▸ **GIVEN EXERCISE**
Below is a block of records. Copy every line in it that contains the word "been".

* start EXCERPTED DATA *

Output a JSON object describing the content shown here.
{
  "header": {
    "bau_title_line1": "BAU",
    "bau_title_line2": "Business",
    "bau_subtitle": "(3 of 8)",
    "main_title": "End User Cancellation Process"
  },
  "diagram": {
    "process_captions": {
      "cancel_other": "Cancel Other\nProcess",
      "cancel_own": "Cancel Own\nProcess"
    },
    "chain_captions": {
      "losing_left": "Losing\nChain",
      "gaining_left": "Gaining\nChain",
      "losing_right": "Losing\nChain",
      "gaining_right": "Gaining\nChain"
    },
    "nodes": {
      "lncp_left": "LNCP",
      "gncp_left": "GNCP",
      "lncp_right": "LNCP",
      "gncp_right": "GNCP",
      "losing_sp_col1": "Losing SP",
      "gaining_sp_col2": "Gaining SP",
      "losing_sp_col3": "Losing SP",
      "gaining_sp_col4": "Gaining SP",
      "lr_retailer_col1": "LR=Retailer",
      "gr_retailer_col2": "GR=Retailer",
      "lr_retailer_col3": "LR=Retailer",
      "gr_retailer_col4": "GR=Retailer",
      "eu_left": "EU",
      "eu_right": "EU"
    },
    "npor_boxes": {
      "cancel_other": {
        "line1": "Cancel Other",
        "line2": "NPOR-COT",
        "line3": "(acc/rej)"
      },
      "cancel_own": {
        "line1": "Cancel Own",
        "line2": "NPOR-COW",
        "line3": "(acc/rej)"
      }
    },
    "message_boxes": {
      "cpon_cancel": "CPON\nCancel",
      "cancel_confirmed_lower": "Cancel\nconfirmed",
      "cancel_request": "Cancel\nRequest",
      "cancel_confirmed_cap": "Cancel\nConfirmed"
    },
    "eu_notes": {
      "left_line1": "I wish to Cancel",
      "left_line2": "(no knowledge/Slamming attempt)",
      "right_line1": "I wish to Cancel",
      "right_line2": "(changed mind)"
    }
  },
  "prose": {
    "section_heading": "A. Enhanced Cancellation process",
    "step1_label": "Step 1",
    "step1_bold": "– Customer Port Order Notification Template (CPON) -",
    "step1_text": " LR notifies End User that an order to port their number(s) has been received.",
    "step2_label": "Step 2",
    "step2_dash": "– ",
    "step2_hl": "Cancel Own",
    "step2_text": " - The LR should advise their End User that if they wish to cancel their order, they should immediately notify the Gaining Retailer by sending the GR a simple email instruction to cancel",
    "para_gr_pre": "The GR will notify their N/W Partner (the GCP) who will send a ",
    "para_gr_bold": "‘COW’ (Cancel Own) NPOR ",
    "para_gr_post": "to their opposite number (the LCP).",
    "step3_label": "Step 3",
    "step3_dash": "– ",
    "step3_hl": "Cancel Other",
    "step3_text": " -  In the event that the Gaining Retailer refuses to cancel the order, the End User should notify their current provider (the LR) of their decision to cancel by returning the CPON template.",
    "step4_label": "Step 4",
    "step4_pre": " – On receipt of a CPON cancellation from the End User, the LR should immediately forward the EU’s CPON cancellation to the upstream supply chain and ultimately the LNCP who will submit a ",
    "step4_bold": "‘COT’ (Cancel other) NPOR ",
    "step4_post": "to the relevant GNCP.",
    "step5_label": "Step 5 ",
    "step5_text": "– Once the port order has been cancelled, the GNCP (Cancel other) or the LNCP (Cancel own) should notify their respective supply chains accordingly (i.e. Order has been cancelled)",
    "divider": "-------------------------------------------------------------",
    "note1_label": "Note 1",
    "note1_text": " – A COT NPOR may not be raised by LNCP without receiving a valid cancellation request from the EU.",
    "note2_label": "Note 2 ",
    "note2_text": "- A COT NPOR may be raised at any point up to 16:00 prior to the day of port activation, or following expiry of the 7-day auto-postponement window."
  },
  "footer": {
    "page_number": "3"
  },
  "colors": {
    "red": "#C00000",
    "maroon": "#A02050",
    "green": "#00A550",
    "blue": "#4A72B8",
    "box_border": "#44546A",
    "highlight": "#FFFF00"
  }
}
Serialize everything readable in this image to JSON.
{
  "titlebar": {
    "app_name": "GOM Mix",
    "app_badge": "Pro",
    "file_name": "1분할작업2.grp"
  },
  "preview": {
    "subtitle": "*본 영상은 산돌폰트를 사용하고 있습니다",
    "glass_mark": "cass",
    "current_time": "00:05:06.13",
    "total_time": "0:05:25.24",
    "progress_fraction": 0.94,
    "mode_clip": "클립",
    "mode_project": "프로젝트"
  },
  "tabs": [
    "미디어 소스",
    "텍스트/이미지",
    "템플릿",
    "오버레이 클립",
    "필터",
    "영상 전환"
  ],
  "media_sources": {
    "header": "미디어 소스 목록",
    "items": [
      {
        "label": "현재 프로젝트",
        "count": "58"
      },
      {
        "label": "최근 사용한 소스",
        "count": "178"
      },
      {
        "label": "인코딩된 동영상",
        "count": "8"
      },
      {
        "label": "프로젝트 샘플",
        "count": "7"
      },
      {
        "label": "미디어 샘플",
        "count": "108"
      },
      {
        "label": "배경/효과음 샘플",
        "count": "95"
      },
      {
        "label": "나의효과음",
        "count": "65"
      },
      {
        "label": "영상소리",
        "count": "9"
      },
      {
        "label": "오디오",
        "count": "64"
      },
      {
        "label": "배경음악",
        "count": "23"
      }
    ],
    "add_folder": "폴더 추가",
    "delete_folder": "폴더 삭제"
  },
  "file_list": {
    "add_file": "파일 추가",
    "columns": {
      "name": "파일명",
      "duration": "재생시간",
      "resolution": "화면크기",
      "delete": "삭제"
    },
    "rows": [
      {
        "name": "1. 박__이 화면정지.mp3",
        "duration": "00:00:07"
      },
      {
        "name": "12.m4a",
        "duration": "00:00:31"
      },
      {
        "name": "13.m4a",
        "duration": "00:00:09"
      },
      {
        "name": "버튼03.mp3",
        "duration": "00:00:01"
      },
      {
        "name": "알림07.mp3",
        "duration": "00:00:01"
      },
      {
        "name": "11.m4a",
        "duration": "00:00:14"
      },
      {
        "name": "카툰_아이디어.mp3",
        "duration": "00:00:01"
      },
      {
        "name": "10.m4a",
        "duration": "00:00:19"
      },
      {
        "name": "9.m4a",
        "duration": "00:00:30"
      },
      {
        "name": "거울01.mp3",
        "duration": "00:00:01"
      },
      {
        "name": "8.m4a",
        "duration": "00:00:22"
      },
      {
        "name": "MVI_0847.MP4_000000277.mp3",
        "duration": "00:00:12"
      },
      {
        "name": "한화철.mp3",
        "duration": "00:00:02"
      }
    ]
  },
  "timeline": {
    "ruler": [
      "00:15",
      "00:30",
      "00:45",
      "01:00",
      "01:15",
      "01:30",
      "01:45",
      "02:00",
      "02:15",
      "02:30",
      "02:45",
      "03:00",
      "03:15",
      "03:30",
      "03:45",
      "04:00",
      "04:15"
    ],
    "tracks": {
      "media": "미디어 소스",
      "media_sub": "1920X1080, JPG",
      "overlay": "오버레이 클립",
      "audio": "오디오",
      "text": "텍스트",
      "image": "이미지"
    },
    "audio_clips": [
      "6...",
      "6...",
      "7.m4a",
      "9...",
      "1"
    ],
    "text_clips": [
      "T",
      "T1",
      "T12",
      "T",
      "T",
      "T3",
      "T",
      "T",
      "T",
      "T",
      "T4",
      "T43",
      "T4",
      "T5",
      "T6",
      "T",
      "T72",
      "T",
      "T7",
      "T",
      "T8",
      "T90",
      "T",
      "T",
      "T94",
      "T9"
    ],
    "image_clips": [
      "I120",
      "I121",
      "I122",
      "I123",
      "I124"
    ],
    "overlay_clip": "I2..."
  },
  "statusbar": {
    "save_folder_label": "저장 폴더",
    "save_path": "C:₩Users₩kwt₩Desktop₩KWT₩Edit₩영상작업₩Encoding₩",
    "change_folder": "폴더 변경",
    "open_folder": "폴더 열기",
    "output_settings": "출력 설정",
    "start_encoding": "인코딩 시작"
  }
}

* end EXCERPTED DATA *

▸ **FULL RESPONSE**
    "step1_text": " LR notifies End User that an order to port their number(s) has been received.",
    "step5_text": "– Once the port order has been cancelled, the GNCP (Cancel other) or the LNCP (Cancel own) should notify their respective supply chains accordingly (i.e. Order has been cancelled)",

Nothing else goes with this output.